◆ Written request ◆
Locate the word "loss" in the data below, then copy every line that holds it.

>> begin Material for the task

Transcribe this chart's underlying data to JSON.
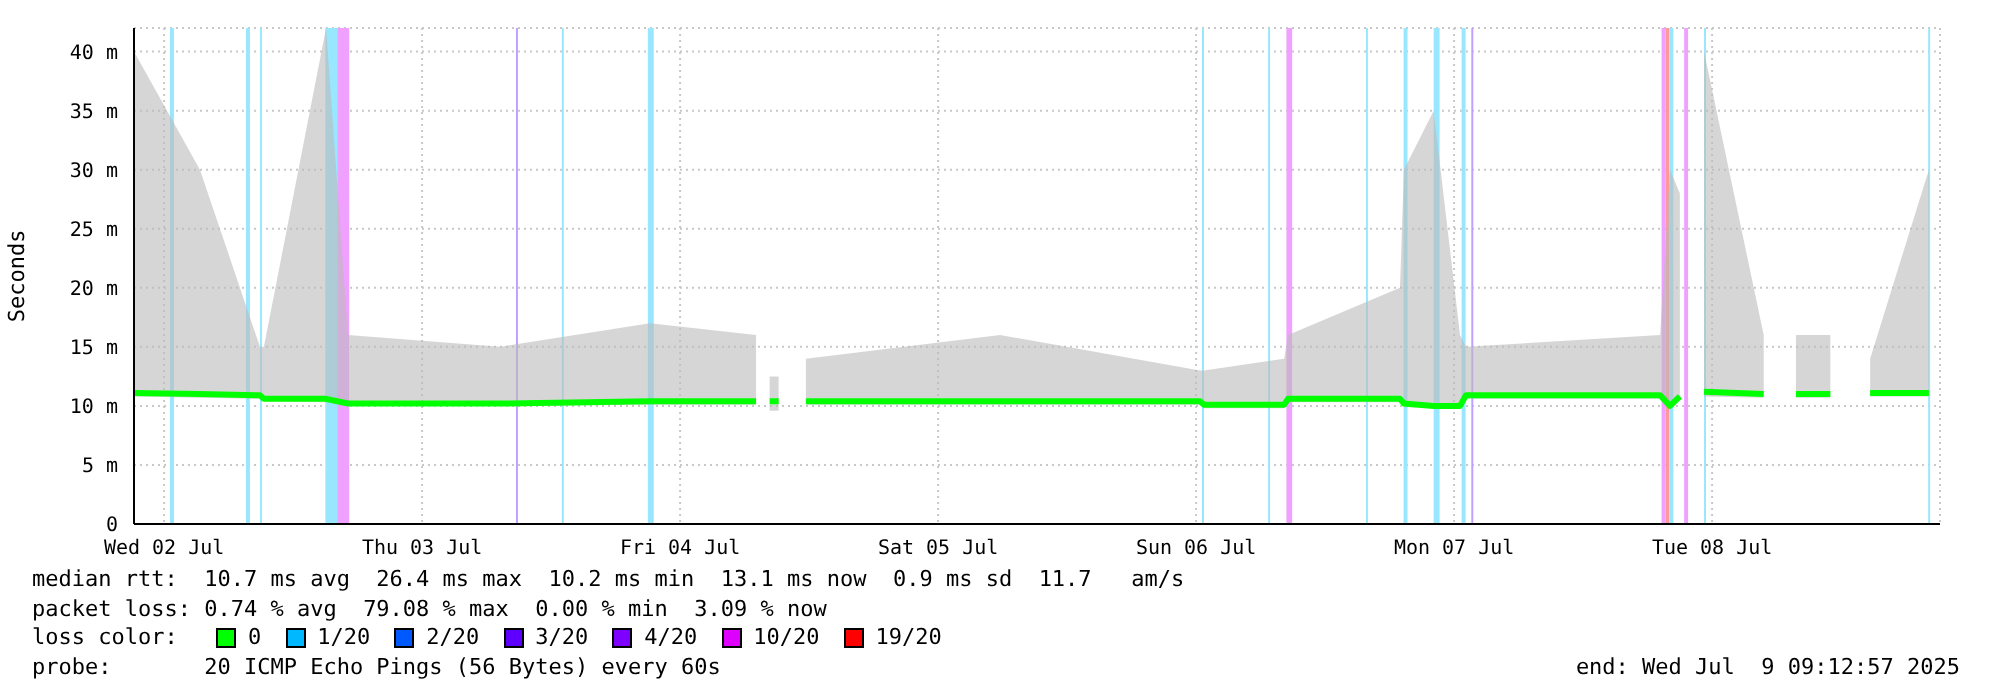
{
  "chart_data": {
    "type": "line",
    "ylabel": "Seconds",
    "xlim": [
      "2025-07-02T09:12",
      "2025-07-09T09:12"
    ],
    "xticks": [
      {
        "value": "2025-07-02T12:00",
        "label": "Wed 02 Jul"
      },
      {
        "value": "2025-07-03T12:00",
        "label": "Thu 03 Jul"
      },
      {
        "value": "2025-07-04T12:00",
        "label": "Fri 04 Jul"
      },
      {
        "value": "2025-07-05T12:00",
        "label": "Sat 05 Jul"
      },
      {
        "value": "2025-07-06T12:00",
        "label": "Sun 06 Jul"
      },
      {
        "value": "2025-07-07T12:00",
        "label": "Mon 07 Jul"
      },
      {
        "value": "2025-07-08T12:00",
        "label": "Tue 08 Jul"
      }
    ],
    "ylim": [
      0,
      42
    ],
    "yticks": [
      0,
      {
        "value": 5,
        "label": "5 m"
      },
      {
        "value": 10,
        "label": "10 m"
      },
      {
        "value": 15,
        "label": "15 m"
      },
      {
        "value": 20,
        "label": "20 m"
      },
      {
        "value": 25,
        "label": "25 m"
      },
      {
        "value": 30,
        "label": "30 m"
      },
      {
        "value": 35,
        "label": "35 m"
      },
      {
        "value": 40,
        "label": "40 m"
      }
    ],
    "x": [
      "2025-07-02T09:12",
      "2025-07-02T15:20",
      "2025-07-02T20:55",
      "2025-07-02T21:17",
      "2025-07-03T03:04",
      "2025-07-03T05:06",
      "2025-07-03T19:15",
      "2025-07-04T09:12",
      "2025-07-04T19:04",
      "2025-07-04T20:00",
      "2025-07-04T20:20",
      "2025-07-04T21:10",
      "2025-07-04T21:30",
      "2025-07-04T23:42",
      "2025-07-05T17:46",
      "2025-07-06T12:22",
      "2025-07-06T12:44",
      "2025-07-06T20:12",
      "2025-07-06T20:33",
      "2025-07-07T06:58",
      "2025-07-07T07:20",
      "2025-07-07T10:06",
      "2025-07-07T12:33",
      "2025-07-07T13:06",
      "2025-07-08T07:10",
      "2025-07-08T08:05",
      "2025-07-08T09:00",
      "2025-07-08T09:40",
      "2025-07-08T11:15",
      "2025-07-08T16:48",
      "2025-07-08T17:54",
      "2025-07-08T19:48",
      "2025-07-08T23:00",
      "2025-07-08T23:54",
      "2025-07-09T02:42",
      "2025-07-09T08:10"
    ],
    "series": [
      {
        "color": "#00ff00",
        "values": [
          11.1,
          11.0,
          10.9,
          10.6,
          10.6,
          10.2,
          10.2,
          10.4,
          10.4,
          null,
          10.4,
          10.4,
          null,
          10.4,
          10.4,
          10.4,
          10.1,
          10.1,
          10.6,
          10.6,
          10.2,
          10.0,
          10.0,
          10.9,
          10.9,
          10.0,
          10.8,
          null,
          11.2,
          11.0,
          null,
          11.0,
          11.0,
          null,
          11.1,
          11.1
        ],
        "lower": [
          10.8,
          10.7,
          10.6,
          10.4,
          10.3,
          10.0,
          10.0,
          10.1,
          10.1,
          null,
          9.6,
          9.6,
          null,
          10.1,
          10.1,
          10.1,
          9.8,
          9.8,
          10.3,
          10.3,
          9.9,
          9.8,
          9.8,
          10.6,
          10.6,
          9.7,
          10.5,
          null,
          10.8,
          10.7,
          null,
          10.7,
          10.7,
          null,
          10.8,
          10.8
        ],
        "upper": [
          40,
          30,
          15,
          15,
          42,
          16,
          15,
          17,
          16,
          null,
          12.5,
          12.5,
          null,
          14,
          16,
          13,
          13,
          14,
          16,
          20,
          30,
          35,
          16,
          15,
          16,
          30,
          28,
          null,
          40,
          16,
          null,
          16,
          16,
          null,
          14,
          30
        ]
      }
    ],
    "bands": [
      {
        "axis": "x",
        "from": "2025-07-02T12:33",
        "to": "2025-07-02T12:55",
        "color": "#99e6ff"
      },
      {
        "axis": "x",
        "from": "2025-07-02T19:37",
        "to": "2025-07-02T19:59",
        "color": "#99e6ff"
      },
      {
        "axis": "x",
        "from": "2025-07-02T20:55",
        "to": "2025-07-02T21:06",
        "color": "#99e6ff"
      },
      {
        "axis": "x",
        "from": "2025-07-03T03:00",
        "to": "2025-07-03T04:06",
        "color": "#99e6ff"
      },
      {
        "axis": "x",
        "from": "2025-07-03T04:06",
        "to": "2025-07-03T05:13",
        "color": "#f0a0ff"
      },
      {
        "axis": "x",
        "from": "2025-07-03T20:44",
        "to": "2025-07-03T20:55",
        "color": "#c0a0ff"
      },
      {
        "axis": "x",
        "from": "2025-07-04T01:00",
        "to": "2025-07-04T01:11",
        "color": "#99e6ff"
      },
      {
        "axis": "x",
        "from": "2025-07-04T09:00",
        "to": "2025-07-04T09:33",
        "color": "#99e6ff"
      },
      {
        "axis": "x",
        "from": "2025-07-06T12:33",
        "to": "2025-07-06T12:44",
        "color": "#99e6ff"
      },
      {
        "axis": "x",
        "from": "2025-07-06T18:42",
        "to": "2025-07-06T18:53",
        "color": "#99e6ff"
      },
      {
        "axis": "x",
        "from": "2025-07-06T20:24",
        "to": "2025-07-06T20:56",
        "color": "#f0a0ff"
      },
      {
        "axis": "x",
        "from": "2025-07-07T03:48",
        "to": "2025-07-07T03:59",
        "color": "#99e6ff"
      },
      {
        "axis": "x",
        "from": "2025-07-07T07:18",
        "to": "2025-07-07T07:40",
        "color": "#99e6ff"
      },
      {
        "axis": "x",
        "from": "2025-07-07T10:06",
        "to": "2025-07-07T10:39",
        "color": "#99e6ff"
      },
      {
        "axis": "x",
        "from": "2025-07-07T12:42",
        "to": "2025-07-07T13:04",
        "color": "#99e6ff"
      },
      {
        "axis": "x",
        "from": "2025-07-07T13:36",
        "to": "2025-07-07T13:47",
        "color": "#c0a0ff"
      },
      {
        "axis": "x",
        "from": "2025-07-08T07:18",
        "to": "2025-07-08T07:40",
        "color": "#f0a0ff"
      },
      {
        "axis": "x",
        "from": "2025-07-08T07:40",
        "to": "2025-07-08T08:02",
        "color": "#ff9999"
      },
      {
        "axis": "x",
        "from": "2025-07-08T08:02",
        "to": "2025-07-08T08:24",
        "color": "#99e6ff"
      },
      {
        "axis": "x",
        "from": "2025-07-08T09:24",
        "to": "2025-07-08T09:46",
        "color": "#f0a0ff"
      },
      {
        "axis": "x",
        "from": "2025-07-08T11:15",
        "to": "2025-07-08T11:26",
        "color": "#99e6ff"
      },
      {
        "axis": "x",
        "from": "2025-07-09T08:06",
        "to": "2025-07-09T08:17",
        "color": "#99e6ff"
      }
    ],
    "grid": true,
    "annotations": [
      "median rtt:  10.7 ms avg  26.4 ms max  10.2 ms min  13.1 ms now  0.9 ms sd  11.7   am/s",
      "packet loss: 0.74 % avg  79.08 % max  0.00 % min  3.09 % now",
      "loss color:",
      "0",
      "1/20",
      "2/20",
      "3/20",
      "4/20",
      "10/20",
      "19/20",
      "probe:       20 ICMP Echo Pings (56 Bytes) every 60s",
      "end: Wed Jul  9 09:12:57 2025"
    ]
  }
}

>> end Material for the task

◆ Complete answer ◆
      "packet loss: 0.74 % avg  79.08 % max  0.00 % min  3.09 % now",
      "loss color:",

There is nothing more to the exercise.